Two weeks earlier, Moses had paid a record-setting sum for the book — more than $38 million in total. But this was the first time he had ever seen it.

The book was the Codex Sassoon, the world’s oldest nearly-complete copy of the Hebrew Bible. That morning, in Sotheby’s Upper East Side office, Sharon Mintz, the auction house’s senior Judaica specialist, was giving Moses and some of his relatives a history lesson on his new acquisition. 

Mintz turned the pages with clean, bare hands, noting the scored ruling between the lines of text and the thickness of the parchment pages — made somewhat thinner in places where scribes scratched over each others’ notes. Before Moses bought the book at a much-anticipated Sotheby’s auction on May 17, the codex passed between multiple owners — most recently through the hands of Jacqui Safra, a member of the prominent banking family, and before him, in the 1920s, Jewish book collector David Solomon Sassoon. 

It will now be housed at the ANU Museum of the Jewish People in Tel Aviv, which exhibited the codex earlier this year. 

“It’s an inspiring book, to see a 1,200 year old manuscript in perfect [condition] — even that we can read today — it’s quite amazing,” Moses said. “It has the vowels and the trope … it’s remarkable. It’s something that’s been preserved for 1,200 years. And we’re the beneficiaries of it.”

Moses is an attorney who served as U.S. ambassador to Romania during the Clinton administration and is a past president of the American Jewish Committee. He had anxiously watched the auction online from his home in Washington, D.C., worried that another possible bidder, like the Bible Museum, also in Washington, might put in a competitive bid. Representatives from the American Friends of ANU, which supports the museum, were concerned it might wind up in a private collection, and could be lost to public view for another generation.

“I thought my chances were about 50/50,” Moses said. “But I was prepared to buy it if I could afford to.”

He expected to pay as much as $32.5 million, which he put in as an “irrevocable bid” with Sotheby’s ahead of the auction, according to Bloomberg. He ended up inching his bid up to $33.5 million after someone else bid $33 million. Fees brought his final tab to $38.1 million.

Part of the reason he decided to give the book to ANU — an institution he has supported for years, including as chair of its honorary board — is that he sees it as serving Jews worldwide. He feels other prestigious homes for historical artifacts in the country, such as the Israel Museum in Jerusalem, are meant to cater to Israelis specifically.

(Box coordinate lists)

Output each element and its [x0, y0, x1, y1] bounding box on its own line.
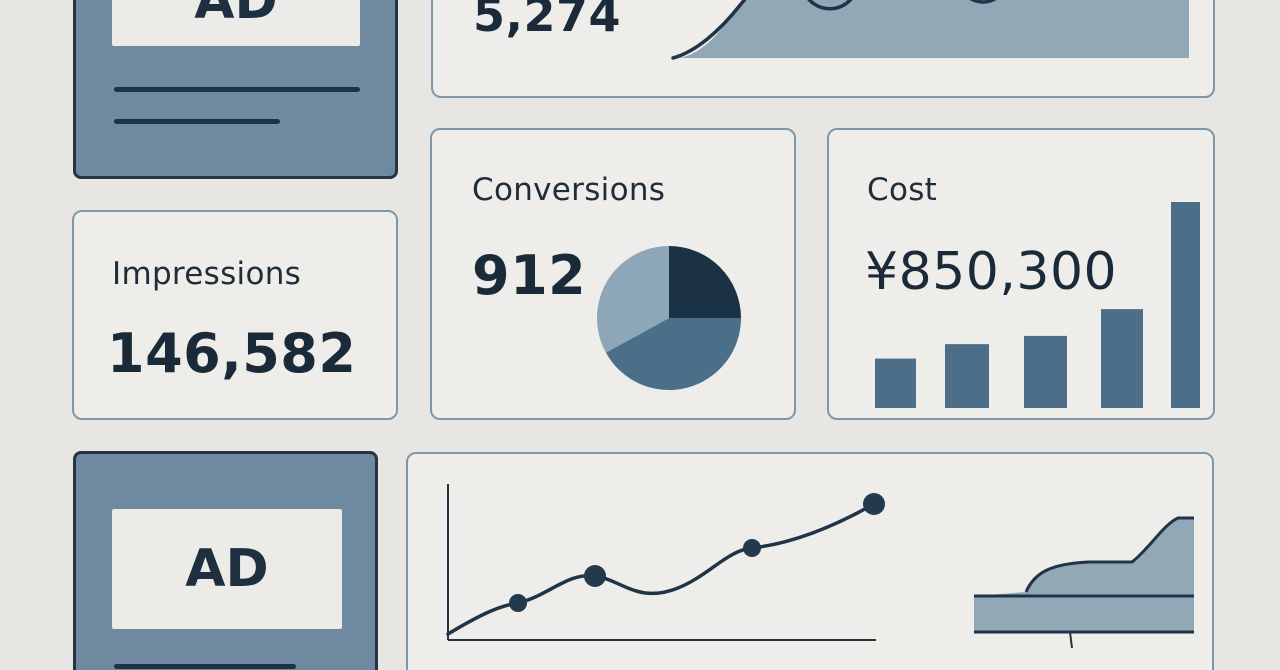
top-ad-badge: AD: [112, 0, 360, 46]
trend-line: [446, 502, 876, 636]
top-ad-panel[interactable]: AD: [73, 0, 398, 179]
cost-bar-4: [1101, 309, 1143, 408]
trend-chart: [446, 484, 1194, 649]
conversions-card[interactable]: Conversions 912: [430, 128, 796, 420]
clicks-curve-2: [969, 0, 997, 4]
top-ad-line-1: [114, 87, 360, 92]
trend-area-line: [1024, 516, 1194, 593]
trend-point-2: [584, 565, 606, 587]
impressions-card[interactable]: Impressions 146,582: [72, 210, 398, 420]
bottom-ad-panel[interactable]: AD: [73, 451, 378, 670]
trend-card[interactable]: [406, 452, 1214, 670]
clicks-area-chart: [671, 0, 1189, 60]
pie-slice-2: [605, 318, 741, 390]
impressions-value: 146,582: [107, 322, 357, 385]
pie-slice-1: [669, 246, 741, 318]
pie-slice-3: [597, 246, 669, 353]
cost-value: ¥850,300: [865, 242, 1118, 302]
trend-area-tick: [1069, 631, 1073, 649]
cost-bar-1: [875, 358, 916, 408]
trend-point-4: [863, 493, 885, 515]
impressions-label: Impressions: [112, 256, 302, 292]
trend-point-3: [743, 539, 761, 557]
clicks-card[interactable]: 5,274: [431, 0, 1215, 98]
cost-bar-2: [945, 344, 989, 408]
conversions-value: 912: [472, 244, 587, 307]
clicks-area-fill: [679, 0, 1189, 58]
clicks-area-line: [671, 0, 747, 60]
clicks-curve-1: [807, 0, 853, 11]
trend-point-1: [509, 594, 527, 612]
cost-card[interactable]: Cost ¥850,300: [827, 128, 1215, 420]
trend-area-fill: [974, 518, 1194, 632]
cost-label: Cost: [867, 172, 938, 208]
bottom-ad-badge: AD: [112, 509, 342, 629]
top-ad-label: AD: [194, 0, 278, 31]
conversions-pie-chart: [597, 246, 741, 390]
cost-bar-chart: [875, 202, 1200, 408]
conversions-label: Conversions: [472, 172, 666, 208]
cost-bar-3: [1024, 335, 1067, 408]
top-ad-line-2: [114, 119, 280, 124]
clicks-value: 5,274: [473, 0, 622, 42]
bottom-ad-label: AD: [185, 539, 269, 599]
bottom-ad-line: [114, 664, 296, 669]
cost-bar-5: [1171, 202, 1200, 408]
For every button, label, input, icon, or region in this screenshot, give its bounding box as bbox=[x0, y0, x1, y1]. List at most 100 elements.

• _Instruction 1_
In the Codex Sassoon article, where will the codex now be housed?
• _Instruction 2_
Rewrite the records from the line with "top-ad-badge: AD: [112, 0, 360, 46]" up to and including the line with "trend-point-2: [584, 565, 606, 587]", substituting "clickable" for "interactable" and leaving everything else unchanged. Give only those lines.
The Codex Sassoon article and the records are unrelated to each other.

• _Worked solution 1_
At the ANU Museum of the Jewish People in Tel Aviv.

• _Worked solution 2_
top-ad-badge: AD: [112, 0, 360, 46]
trend-line: [446, 502, 876, 636]
top-ad-panel[clickable]: AD: [73, 0, 398, 179]
cost-bar-4: [1101, 309, 1143, 408]
trend-chart: [446, 484, 1194, 649]
conversions-card[clickable]: Conversions 912: [430, 128, 796, 420]
clicks-curve-2: [969, 0, 997, 4]
top-ad-line-1: [114, 87, 360, 92]
trend-area-line: [1024, 516, 1194, 593]
trend-point-2: [584, 565, 606, 587]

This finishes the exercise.